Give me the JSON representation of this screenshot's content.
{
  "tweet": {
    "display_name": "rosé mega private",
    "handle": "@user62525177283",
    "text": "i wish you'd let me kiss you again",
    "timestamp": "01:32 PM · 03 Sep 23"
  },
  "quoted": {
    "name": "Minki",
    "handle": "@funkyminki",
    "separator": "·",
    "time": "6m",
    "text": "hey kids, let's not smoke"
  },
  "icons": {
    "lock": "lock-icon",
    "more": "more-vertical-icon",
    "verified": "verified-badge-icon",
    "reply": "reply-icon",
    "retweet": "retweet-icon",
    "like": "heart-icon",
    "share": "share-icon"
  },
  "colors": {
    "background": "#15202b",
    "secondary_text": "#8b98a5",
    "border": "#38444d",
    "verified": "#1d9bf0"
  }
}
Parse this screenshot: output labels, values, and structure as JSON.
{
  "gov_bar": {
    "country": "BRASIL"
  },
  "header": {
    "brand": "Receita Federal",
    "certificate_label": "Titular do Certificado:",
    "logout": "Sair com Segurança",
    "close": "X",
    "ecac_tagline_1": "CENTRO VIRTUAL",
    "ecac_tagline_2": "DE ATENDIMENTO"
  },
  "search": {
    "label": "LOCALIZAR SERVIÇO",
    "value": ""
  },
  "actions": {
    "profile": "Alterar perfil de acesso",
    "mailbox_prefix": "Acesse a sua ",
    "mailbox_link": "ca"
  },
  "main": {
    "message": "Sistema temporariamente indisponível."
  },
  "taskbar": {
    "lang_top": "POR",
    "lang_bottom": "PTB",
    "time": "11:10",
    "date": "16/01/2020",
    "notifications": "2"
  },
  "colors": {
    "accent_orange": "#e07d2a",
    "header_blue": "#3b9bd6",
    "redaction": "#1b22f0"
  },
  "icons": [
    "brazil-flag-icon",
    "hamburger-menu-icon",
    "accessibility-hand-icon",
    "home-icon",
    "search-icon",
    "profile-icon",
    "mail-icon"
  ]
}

* * *

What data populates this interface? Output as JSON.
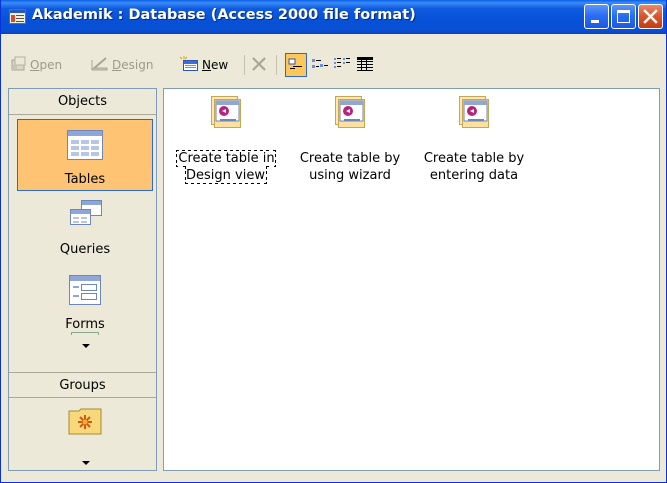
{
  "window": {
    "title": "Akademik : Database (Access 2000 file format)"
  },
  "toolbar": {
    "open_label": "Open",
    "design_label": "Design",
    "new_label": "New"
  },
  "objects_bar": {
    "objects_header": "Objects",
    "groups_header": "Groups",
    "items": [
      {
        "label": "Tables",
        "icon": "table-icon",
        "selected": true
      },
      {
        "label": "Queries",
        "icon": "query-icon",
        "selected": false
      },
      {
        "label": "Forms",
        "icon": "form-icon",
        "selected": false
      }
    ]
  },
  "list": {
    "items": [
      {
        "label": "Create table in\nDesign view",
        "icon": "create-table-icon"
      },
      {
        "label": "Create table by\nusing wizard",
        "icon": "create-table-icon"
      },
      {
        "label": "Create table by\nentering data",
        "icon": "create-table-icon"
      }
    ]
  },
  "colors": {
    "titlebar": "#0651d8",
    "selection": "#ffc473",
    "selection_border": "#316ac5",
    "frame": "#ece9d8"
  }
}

AIM OF THE EXERCISE
Pull out every line holding "JSON" from the records above, and copy it.

WORKED SOLUTION
Give me the JSON representation of this screenshot's content.
Parse this screenshot: output labels, values, and structure as JSON.
What data populates this interface? Output as JSON.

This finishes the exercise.